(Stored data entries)
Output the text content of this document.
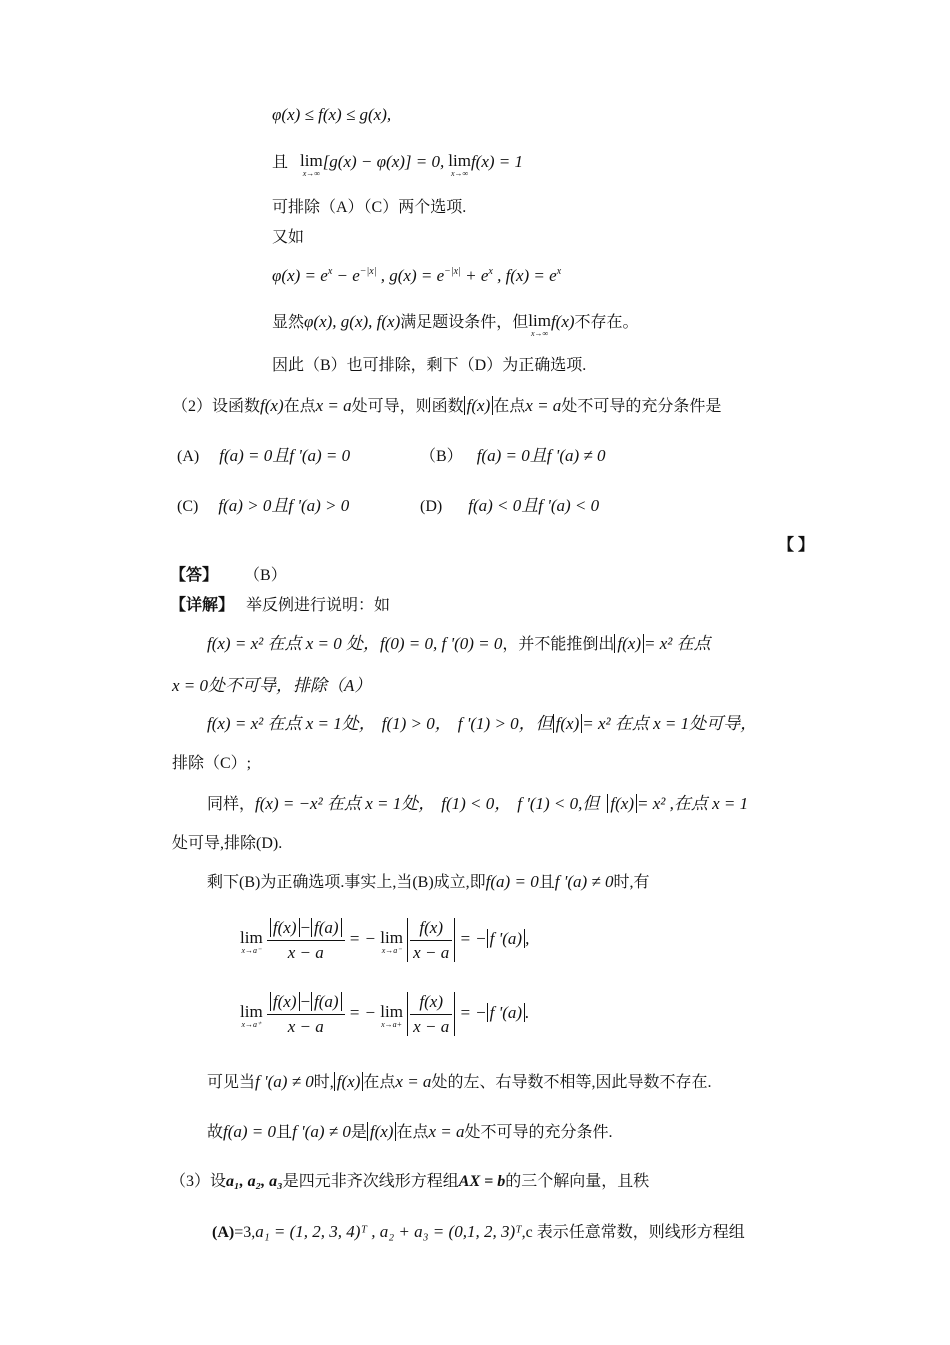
φ(x) ≤ f(x) ≤ g(x),
且 lim
x→∞
[g(x) − φ(x)] = 0, lim
x→∞
f(x) = 1
可排除（A）（C）两个选项.
又如
$\varphi(x) = e^x - e^{-|x|}$ , $g(x) = e^{-|x|} + e^x$ , $f(x) = e^x$
显然φ(x), g(x), f(x)满足题设条件，但 lim
x→∞
f(x)不存在。
因此（B）也可排除，剩下（D）为正确选项.
（2）设函数f(x)在点x = a处可导，则函数 f(x) 在点x = a处不可导的充分条件是
(A) f(a) = 0且f '(a) = 0	（B） f(a) = 0且f '(a) ≠ 0
(C) f(a) > 0且f '(a) > 0	(D) f(a) < 0且f '(a) < 0
【 】
【答】 （B）
【详解】 举反例进行说明：如
f(x) = x² 在点 x = 0 处，f(0) = 0, f '(0) = 0，并不能推倒出 f(x) = x² 在点
x = 0处不可导，排除（A）
f(x) = x² 在点 x = 1处， f(1) > 0， f '(1) > 0，但 f(x) = x² 在点 x = 1处可导，
排除（C）;
同样，f(x) = −x² 在点 x = 1处， f(1) < 0， f '(1) < 0,但 f(x) = x² ,在点 x = 1
处可导,排除(D).
剩下(B)为正确选项.事实上,当(B)成立,即f(a) = 0且f '(a) ≠ 0时,有
lim
x→a⁻
$\frac{f(x) - f(a)}{x - a}$ = − lim
x→a⁻
$\frac{f(x)}{x - a}$ = − f '(a) ,
lim
x→a⁺
$\frac{f(x) - f(a)}{x - a}$ = − lim
x→a+
$\frac{f(x)}{x - a}$ = − f '(a) .
可见当f '(a) ≠ 0时, f(x) 在点x = a处的左、右导数不相等,因此导数不存在.
故f(a) = 0且f '(a) ≠ 0是 f(x) 在点x = a处不可导的充分条件.
（3）设a₁, a₂, a₃是四元非齐次线形方程组AX = b的三个解向量，且秩
(A)=3,a₁ = (1, 2, 3, 4)ᵀ , a₂ + a₃ = (0,1, 2, 3)ᵀ,c 表示任意常数，则线形方程组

• **EXERCISE BRIEF**
Produce an exact copy of each line of data, skipping embedded images.

• **RESULT**
Output the text content of this document.
φ(x) ≤ f(x) ≤ g(x),
且 lim
x→∞
[g(x) − φ(x)] = 0, lim
x→∞
f(x) = 1
可排除（A）（C）两个选项.
又如
$\varphi(x) = e^x - e^{-|x|}$ , $g(x) = e^{-|x|} + e^x$ , $f(x) = e^x$
显然φ(x), g(x), f(x)满足题设条件，但 lim
x→∞
f(x)不存在。
因此（B）也可排除，剩下（D）为正确选项.
（2）设函数f(x)在点x = a处可导，则函数 f(x) 在点x = a处不可导的充分条件是
(A) f(a) = 0且f '(a) = 0	（B） f(a) = 0且f '(a) ≠ 0
(C) f(a) > 0且f '(a) > 0	(D) f(a) < 0且f '(a) < 0
【 】
【答】 （B）
【详解】 举反例进行说明：如
f(x) = x² 在点 x = 0 处，f(0) = 0, f '(0) = 0，并不能推倒出 f(x) = x² 在点
x = 0处不可导，排除（A）
f(x) = x² 在点 x = 1处， f(1) > 0， f '(1) > 0，但 f(x) = x² 在点 x = 1处可导，
排除（C）;
同样，f(x) = −x² 在点 x = 1处， f(1) < 0， f '(1) < 0,但 f(x) = x² ,在点 x = 1
处可导,排除(D).
剩下(B)为正确选项.事实上,当(B)成立,即f(a) = 0且f '(a) ≠ 0时,有
lim
x→a⁻
$\frac{f(x) - f(a)}{x - a}$ = − lim
x→a⁻
$\frac{f(x)}{x - a}$ = − f '(a) ,
lim
x→a⁺
$\frac{f(x) - f(a)}{x - a}$ = − lim
x→a+
$\frac{f(x)}{x - a}$ = − f '(a) .
可见当f '(a) ≠ 0时, f(x) 在点x = a处的左、右导数不相等,因此导数不存在.
故f(a) = 0且f '(a) ≠ 0是 f(x) 在点x = a处不可导的充分条件.
（3）设a₁, a₂, a₃是四元非齐次线形方程组AX = b的三个解向量，且秩
(A)=3,a₁ = (1, 2, 3, 4)ᵀ , a₂ + a₃ = (0,1, 2, 3)ᵀ,c 表示任意常数，则线形方程组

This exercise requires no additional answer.